» **Tasks**
a) In the June 24, 2016 blog post, what example does the author give of a "first world problem"?
b) Continue the June 24, 2016 blog post, picking up right after its final sentence.

» **Source document**
Nothing About The Bakken -- June 24, 2016

If you came here for the Bakken, scroll down or go to the sidebar at the right.

Over the past few weeks, I have come across new terms -- that without the blog, I would not have noticed. Or I would have noticed, I probably would not have spend much time thinking about.

Dispatchable energy, for one.

Related, economic dispatch.

Another concept or phrase that was new to me: white privilege. It helps me put into context some of the most bizarre policy decisions made by some politicians.

With regard to Brexit, it will be interesting to see when/if some "Peggy Noonan" sees similarities of the Berlin Wall coming down.

Another phrase that was new to me: "first world problem." For example, when folks complain about fingerprints on their touchscreens, that's a "first world problem."

When I think about "first world problems" I find myself smiling out loud when I think of all the conveniences of modern life.

This is one convenience I think of almost daily when I think back to my grandfather. Every day, I simply walk out to the car, open a car door (remotely, electronically), start the car, and drive away. My grandfather had to feed the horses, harness and saddle the horse, and then ride away -- generally not very far, and when he came back, the horses needed to be cleaned, washed down, fed, and cared for. And, of course, all that was preceded by or followed by milking the cows. As it is, the closest most of us come to milking cows these days is adding a bit of white stuff to our Starbucks coffee (for clarification: I drink black coffee with nothing added, no sugar, no Kahlua, no nothing).

» **Dataset excerpts**
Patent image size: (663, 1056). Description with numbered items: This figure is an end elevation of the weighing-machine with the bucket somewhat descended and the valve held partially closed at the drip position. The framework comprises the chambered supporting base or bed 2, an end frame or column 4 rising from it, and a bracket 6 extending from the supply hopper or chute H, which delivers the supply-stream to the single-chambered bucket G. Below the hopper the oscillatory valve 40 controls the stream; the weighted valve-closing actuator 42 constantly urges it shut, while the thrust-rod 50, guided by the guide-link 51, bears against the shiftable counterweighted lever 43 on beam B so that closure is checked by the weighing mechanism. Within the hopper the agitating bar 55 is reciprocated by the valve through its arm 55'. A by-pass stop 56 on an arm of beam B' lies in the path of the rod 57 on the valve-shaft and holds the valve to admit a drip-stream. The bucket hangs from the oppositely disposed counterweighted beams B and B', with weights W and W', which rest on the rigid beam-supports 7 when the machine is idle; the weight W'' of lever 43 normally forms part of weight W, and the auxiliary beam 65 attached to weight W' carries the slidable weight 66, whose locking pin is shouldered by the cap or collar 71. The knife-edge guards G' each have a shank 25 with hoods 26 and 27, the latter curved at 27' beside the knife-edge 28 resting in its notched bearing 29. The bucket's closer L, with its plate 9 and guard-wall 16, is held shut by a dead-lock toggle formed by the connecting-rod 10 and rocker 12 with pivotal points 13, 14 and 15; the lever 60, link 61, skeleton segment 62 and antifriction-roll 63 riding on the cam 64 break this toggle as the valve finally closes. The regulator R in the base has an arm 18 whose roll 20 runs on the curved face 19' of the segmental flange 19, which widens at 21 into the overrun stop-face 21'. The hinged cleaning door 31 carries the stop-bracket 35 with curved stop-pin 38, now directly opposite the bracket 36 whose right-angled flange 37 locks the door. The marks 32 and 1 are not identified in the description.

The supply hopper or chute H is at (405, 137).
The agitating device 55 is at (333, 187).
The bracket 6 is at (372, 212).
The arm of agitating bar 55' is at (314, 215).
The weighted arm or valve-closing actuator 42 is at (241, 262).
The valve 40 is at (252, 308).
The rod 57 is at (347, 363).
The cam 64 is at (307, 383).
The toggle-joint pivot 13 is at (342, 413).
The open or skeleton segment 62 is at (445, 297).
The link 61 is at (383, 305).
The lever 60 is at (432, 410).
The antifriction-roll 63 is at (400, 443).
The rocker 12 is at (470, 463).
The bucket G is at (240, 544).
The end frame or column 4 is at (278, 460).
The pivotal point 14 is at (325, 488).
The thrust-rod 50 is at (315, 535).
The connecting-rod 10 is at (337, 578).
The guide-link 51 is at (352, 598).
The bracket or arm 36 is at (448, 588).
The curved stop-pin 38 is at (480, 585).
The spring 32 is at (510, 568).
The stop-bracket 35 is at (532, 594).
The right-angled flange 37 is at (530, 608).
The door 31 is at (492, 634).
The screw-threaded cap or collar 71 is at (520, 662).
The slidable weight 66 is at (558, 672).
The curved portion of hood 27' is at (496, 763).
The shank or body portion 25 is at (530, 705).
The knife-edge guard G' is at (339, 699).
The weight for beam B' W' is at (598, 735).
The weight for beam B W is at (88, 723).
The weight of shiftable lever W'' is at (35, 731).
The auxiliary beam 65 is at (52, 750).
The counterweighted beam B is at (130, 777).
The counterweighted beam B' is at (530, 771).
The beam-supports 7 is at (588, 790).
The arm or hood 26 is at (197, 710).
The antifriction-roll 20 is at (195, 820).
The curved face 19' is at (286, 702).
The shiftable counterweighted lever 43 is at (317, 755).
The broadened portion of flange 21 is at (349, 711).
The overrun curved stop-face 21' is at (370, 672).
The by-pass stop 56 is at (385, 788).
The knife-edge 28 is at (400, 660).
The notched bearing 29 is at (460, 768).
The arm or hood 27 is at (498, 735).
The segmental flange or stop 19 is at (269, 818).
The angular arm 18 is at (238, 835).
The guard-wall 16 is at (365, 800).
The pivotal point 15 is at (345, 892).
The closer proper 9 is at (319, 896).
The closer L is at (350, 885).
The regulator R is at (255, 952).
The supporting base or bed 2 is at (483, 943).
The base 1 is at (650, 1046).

» **Final results**
a) People complaining about fingerprints on their touchscreens.

b)
This week I had to have the Honda Civic inspected to get it registered in Texas, an annual event. I never look forward to the process, but once begun, I always enjoy it.

First off, I always drive by Firestone in Grapevine and schedule an appointment to have the oil changed. Texas law does not allow one to schedule the state inspection. So, everyone either just drives in unannounced to get the inspection done or they schedule an oil change, at which time they tell the servicing department why they really made an appointment.

When I made the appointment earlier this week, I learned that the Firestone folks now have a new computer application. They print off a summary of routine maintenance items that should be considered based on the mileage of the automobile. I take those recommendations home, study it overnight, and then tell them what needs to be done based on the maintenance history.

I have a very easy way of deciding what to have done. I ask myself: if I knew how, and if I had the tools and the garage, would I do it myself? For example, Firestone or Honda or someone recommends that the brake fluid be changed every three years. It's been a bit more than two years for the Civic. So, I ask myself: if I knew how to do it, and had the tools and garage to do it, would I do it? Of course, I would. So, among the many things I had Firestone do was change the brake fluid.

I always come in early and tell them to take as long as they want; I never want someone working on my car feeling pressured by me. Let them take as long as they want.

After everything is done, I simply pay with a Firestone credit card -- to do so, has certain advantages -- and that's it.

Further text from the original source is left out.